↓↓↓

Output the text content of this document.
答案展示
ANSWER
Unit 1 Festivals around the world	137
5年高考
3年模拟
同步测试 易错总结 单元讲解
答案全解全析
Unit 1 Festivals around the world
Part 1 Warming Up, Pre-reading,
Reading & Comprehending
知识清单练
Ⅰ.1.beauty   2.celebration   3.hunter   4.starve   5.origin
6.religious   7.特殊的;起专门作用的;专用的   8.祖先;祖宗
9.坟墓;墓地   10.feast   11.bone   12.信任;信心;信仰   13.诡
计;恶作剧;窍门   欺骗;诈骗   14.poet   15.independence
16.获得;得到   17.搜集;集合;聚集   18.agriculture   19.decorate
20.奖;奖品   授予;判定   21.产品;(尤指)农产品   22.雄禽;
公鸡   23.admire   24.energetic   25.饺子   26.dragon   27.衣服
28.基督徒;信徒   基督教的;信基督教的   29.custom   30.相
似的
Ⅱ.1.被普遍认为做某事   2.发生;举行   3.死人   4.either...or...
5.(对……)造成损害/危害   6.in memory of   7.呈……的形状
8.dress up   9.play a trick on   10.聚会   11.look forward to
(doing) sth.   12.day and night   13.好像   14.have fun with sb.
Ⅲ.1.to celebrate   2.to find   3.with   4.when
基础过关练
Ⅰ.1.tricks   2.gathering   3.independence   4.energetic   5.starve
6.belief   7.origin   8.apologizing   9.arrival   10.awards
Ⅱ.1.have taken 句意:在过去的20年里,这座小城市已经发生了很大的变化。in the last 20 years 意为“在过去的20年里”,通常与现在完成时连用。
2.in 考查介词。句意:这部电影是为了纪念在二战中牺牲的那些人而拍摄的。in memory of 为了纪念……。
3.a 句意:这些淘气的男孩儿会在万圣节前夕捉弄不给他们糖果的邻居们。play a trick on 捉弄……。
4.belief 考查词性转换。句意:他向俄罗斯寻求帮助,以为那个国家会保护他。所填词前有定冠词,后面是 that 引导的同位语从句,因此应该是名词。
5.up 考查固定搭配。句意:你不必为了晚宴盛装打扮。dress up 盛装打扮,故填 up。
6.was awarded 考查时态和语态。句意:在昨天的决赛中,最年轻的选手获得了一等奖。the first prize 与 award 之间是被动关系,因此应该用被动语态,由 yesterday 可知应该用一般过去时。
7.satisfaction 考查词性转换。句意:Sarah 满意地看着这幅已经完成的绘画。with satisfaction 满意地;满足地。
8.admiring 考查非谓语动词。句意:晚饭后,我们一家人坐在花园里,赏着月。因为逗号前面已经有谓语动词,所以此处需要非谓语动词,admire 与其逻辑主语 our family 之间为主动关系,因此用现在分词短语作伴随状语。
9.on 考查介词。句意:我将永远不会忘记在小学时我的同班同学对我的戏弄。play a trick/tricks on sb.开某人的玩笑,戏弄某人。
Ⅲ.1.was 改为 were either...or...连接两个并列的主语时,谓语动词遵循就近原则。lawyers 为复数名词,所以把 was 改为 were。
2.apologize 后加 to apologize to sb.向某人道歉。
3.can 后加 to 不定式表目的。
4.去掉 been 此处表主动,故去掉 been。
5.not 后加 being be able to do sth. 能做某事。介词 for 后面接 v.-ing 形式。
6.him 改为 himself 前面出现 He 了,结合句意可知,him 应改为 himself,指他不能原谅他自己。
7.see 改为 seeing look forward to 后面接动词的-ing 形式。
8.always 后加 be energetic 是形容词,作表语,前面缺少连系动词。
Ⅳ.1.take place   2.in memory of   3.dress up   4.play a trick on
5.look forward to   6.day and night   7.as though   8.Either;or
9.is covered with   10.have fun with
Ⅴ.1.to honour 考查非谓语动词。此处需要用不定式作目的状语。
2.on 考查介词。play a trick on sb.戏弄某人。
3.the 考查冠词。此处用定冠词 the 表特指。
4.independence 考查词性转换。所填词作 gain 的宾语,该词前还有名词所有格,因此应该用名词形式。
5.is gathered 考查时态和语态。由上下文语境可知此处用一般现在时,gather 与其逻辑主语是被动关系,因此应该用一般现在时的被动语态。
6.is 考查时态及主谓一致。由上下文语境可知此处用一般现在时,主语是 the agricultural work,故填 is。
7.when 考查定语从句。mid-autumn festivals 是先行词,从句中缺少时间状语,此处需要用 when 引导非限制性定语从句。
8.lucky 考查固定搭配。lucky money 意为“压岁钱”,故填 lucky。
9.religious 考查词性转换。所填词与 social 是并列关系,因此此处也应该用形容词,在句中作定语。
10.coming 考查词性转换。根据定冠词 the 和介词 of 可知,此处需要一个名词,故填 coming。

↑↑↑

What you need to do:
Each line in the data that holds the string "with" should be found and copied.

Expected answer:
(doing) sth.   12.day and night   13.好像   14.have fun with sb.
Ⅲ.1.to celebrate   2.to find   3.with   4.when
7.satisfaction 考查词性转换。句意:Sarah 满意地看着这幅已经完成的绘画。with satisfaction 满意地;满足地。
9.is covered with   10.have fun with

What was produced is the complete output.